▶ **Provided entries**:
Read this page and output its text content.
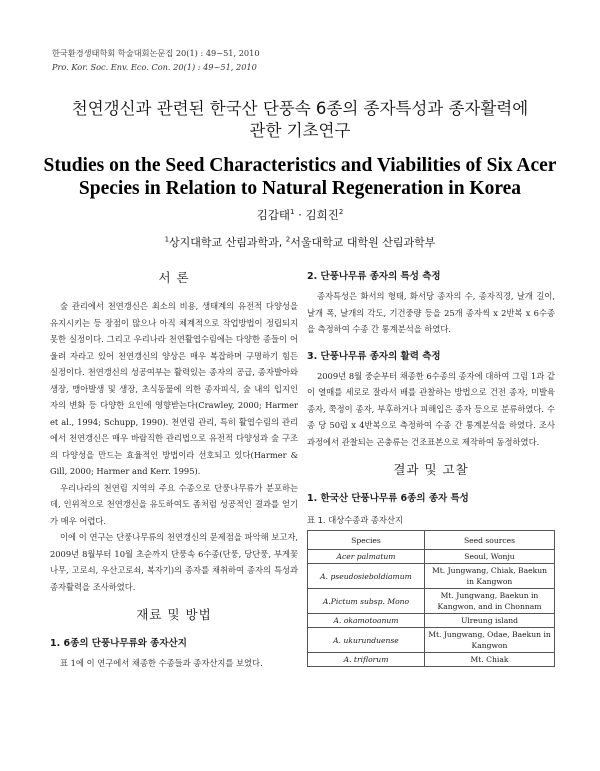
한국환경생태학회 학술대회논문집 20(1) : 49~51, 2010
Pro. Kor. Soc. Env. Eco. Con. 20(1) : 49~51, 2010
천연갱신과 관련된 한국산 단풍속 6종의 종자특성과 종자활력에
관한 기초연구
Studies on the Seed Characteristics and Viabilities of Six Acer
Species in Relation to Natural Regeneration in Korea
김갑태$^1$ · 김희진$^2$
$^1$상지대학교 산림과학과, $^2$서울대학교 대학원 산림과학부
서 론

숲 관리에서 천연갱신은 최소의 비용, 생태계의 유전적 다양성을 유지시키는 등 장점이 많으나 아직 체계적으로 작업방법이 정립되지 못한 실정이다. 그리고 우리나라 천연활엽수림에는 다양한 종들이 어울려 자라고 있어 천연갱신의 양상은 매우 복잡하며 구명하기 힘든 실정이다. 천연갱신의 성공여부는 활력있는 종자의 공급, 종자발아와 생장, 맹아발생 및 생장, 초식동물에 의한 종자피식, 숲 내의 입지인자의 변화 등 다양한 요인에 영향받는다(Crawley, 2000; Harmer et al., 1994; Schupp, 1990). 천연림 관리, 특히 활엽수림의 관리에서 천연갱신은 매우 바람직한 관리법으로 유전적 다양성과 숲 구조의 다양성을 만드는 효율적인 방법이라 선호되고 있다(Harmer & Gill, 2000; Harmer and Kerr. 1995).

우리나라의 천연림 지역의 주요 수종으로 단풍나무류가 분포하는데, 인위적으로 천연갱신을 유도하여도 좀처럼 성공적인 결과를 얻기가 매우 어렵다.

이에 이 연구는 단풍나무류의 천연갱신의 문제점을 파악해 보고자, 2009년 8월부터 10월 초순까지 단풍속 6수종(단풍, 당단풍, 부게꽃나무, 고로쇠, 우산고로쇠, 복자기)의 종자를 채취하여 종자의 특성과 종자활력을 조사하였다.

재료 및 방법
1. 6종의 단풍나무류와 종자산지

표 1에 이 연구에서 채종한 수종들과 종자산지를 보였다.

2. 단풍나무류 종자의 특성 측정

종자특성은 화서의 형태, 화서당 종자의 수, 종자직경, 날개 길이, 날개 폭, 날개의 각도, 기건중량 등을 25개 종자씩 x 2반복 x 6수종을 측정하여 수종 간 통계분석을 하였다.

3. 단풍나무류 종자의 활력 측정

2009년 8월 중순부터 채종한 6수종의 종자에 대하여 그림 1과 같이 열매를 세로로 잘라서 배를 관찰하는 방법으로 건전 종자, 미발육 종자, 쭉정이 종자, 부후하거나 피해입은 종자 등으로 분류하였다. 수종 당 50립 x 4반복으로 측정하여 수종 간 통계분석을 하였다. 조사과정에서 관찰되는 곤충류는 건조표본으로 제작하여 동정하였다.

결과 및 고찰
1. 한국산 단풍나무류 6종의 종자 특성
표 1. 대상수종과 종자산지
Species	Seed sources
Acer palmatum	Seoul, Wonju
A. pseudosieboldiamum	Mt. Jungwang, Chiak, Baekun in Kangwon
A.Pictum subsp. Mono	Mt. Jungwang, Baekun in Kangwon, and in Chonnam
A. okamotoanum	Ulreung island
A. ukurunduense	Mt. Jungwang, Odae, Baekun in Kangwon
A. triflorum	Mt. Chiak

* * *

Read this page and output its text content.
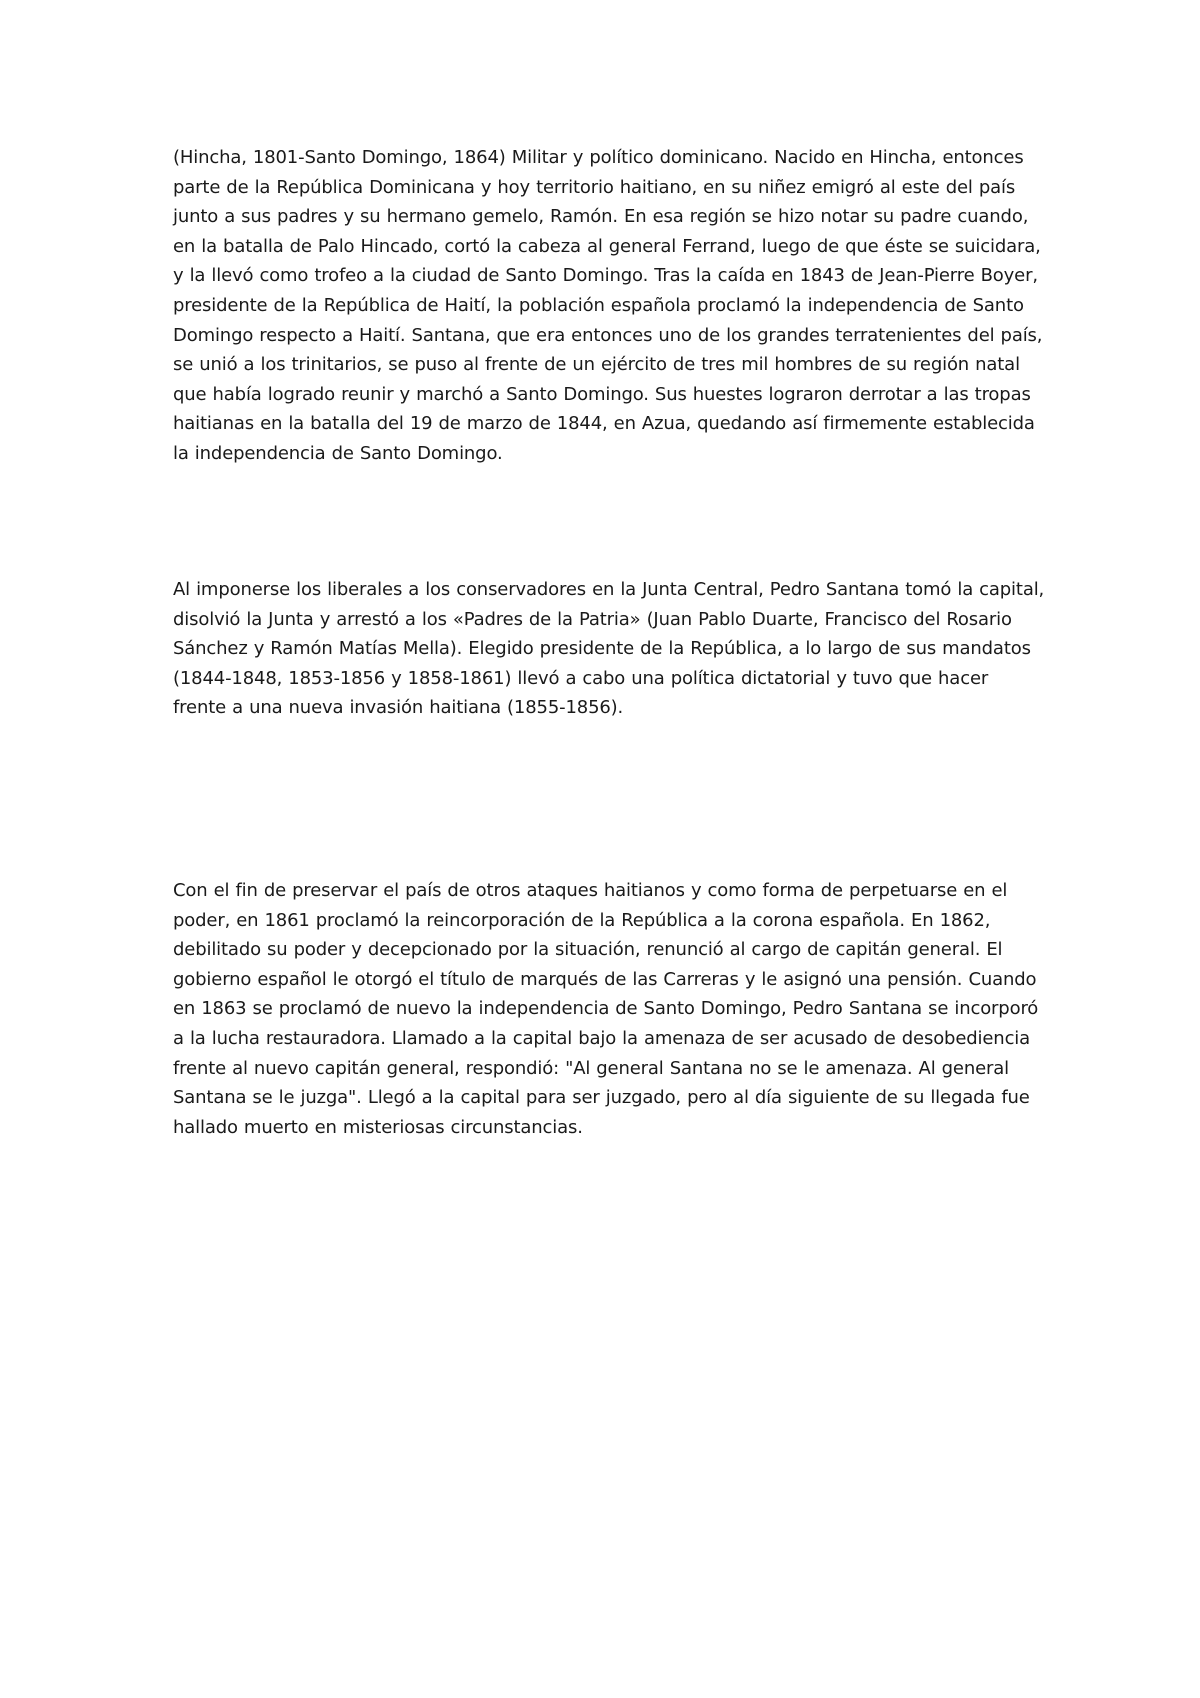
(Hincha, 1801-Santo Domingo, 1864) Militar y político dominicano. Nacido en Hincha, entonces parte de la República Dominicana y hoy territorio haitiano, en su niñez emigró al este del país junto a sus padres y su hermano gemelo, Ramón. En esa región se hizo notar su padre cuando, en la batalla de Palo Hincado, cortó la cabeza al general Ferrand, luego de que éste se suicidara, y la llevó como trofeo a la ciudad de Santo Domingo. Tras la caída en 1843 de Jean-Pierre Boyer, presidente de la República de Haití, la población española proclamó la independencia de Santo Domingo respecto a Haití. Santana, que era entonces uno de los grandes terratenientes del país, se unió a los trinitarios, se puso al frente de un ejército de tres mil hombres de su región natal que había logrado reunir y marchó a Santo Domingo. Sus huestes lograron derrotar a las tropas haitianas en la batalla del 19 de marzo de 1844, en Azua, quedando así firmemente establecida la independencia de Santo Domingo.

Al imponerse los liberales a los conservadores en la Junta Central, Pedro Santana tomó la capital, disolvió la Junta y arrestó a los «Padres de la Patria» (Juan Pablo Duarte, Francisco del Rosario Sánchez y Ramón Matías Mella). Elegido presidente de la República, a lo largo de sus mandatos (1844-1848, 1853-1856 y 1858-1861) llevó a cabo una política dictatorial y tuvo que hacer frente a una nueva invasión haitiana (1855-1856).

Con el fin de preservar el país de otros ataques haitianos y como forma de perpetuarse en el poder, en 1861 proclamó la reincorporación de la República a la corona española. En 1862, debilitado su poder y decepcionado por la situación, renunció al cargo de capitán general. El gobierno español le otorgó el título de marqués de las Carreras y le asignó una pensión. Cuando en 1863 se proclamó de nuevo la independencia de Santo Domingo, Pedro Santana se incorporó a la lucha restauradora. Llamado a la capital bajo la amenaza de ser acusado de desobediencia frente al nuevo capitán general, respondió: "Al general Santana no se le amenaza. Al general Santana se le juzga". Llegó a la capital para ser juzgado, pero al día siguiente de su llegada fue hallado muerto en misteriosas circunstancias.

▶ **What this task involves**: List the lines of the records where "Chiak" occurs.

▶ **The response**:
A. pseudosieboldiamum	Mt. Jungwang, Chiak, Baekun in Kangwon
A. triflorum	Mt. Chiak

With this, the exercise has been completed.